[Collected data]
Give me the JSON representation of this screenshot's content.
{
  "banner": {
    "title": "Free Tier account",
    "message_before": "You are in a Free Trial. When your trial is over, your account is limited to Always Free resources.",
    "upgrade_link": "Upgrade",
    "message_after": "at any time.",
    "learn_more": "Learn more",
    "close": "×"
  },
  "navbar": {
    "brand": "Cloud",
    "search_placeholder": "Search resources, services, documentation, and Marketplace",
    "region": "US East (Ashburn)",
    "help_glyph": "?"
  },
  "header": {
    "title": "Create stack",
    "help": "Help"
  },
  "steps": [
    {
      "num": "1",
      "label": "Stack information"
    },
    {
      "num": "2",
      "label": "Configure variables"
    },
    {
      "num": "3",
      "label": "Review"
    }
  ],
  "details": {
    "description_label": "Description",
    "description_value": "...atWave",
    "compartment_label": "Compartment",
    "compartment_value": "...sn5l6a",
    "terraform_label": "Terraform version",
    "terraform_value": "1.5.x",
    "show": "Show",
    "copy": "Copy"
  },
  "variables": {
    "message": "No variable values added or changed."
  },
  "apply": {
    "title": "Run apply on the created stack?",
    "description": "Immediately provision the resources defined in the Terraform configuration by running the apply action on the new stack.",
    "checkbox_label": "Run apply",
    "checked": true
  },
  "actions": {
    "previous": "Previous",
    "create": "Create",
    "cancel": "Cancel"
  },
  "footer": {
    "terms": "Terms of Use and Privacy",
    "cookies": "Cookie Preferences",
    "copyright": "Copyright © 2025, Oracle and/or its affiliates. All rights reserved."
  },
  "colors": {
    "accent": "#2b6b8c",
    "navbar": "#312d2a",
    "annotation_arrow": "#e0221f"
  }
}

- **What needs to be done**:
Write the listing out again, exactly as shown above.

- **Response to this exercise**:
Give me the JSON representation of this screenshot's content.
{
  "banner": {
    "title": "Free Tier account",
    "message_before": "You are in a Free Trial. When your trial is over, your account is limited to Always Free resources.",
    "upgrade_link": "Upgrade",
    "message_after": "at any time.",
    "learn_more": "Learn more",
    "close": "×"
  },
  "navbar": {
    "brand": "Cloud",
    "search_placeholder": "Search resources, services, documentation, and Marketplace",
    "region": "US East (Ashburn)",
    "help_glyph": "?"
  },
  "header": {
    "title": "Create stack",
    "help": "Help"
  },
  "steps": [
    {
      "num": "1",
      "label": "Stack information"
    },
    {
      "num": "2",
      "label": "Configure variables"
    },
    {
      "num": "3",
      "label": "Review"
    }
  ],
  "details": {
    "description_label": "Description",
    "description_value": "...atWave",
    "compartment_label": "Compartment",
    "compartment_value": "...sn5l6a",
    "terraform_label": "Terraform version",
    "terraform_value": "1.5.x",
    "show": "Show",
    "copy": "Copy"
  },
  "variables": {
    "message": "No variable values added or changed."
  },
  "apply": {
    "title": "Run apply on the created stack?",
    "description": "Immediately provision the resources defined in the Terraform configuration by running the apply action on the new stack.",
    "checkbox_label": "Run apply",
    "checked": true
  },
  "actions": {
    "previous": "Previous",
    "create": "Create",
    "cancel": "Cancel"
  },
  "footer": {
    "terms": "Terms of Use and Privacy",
    "cookies": "Cookie Preferences",
    "copyright": "Copyright © 2025, Oracle and/or its affiliates. All rights reserved."
  },
  "colors": {
    "accent": "#2b6b8c",
    "navbar": "#312d2a",
    "annotation_arrow": "#e0221f"
  }
}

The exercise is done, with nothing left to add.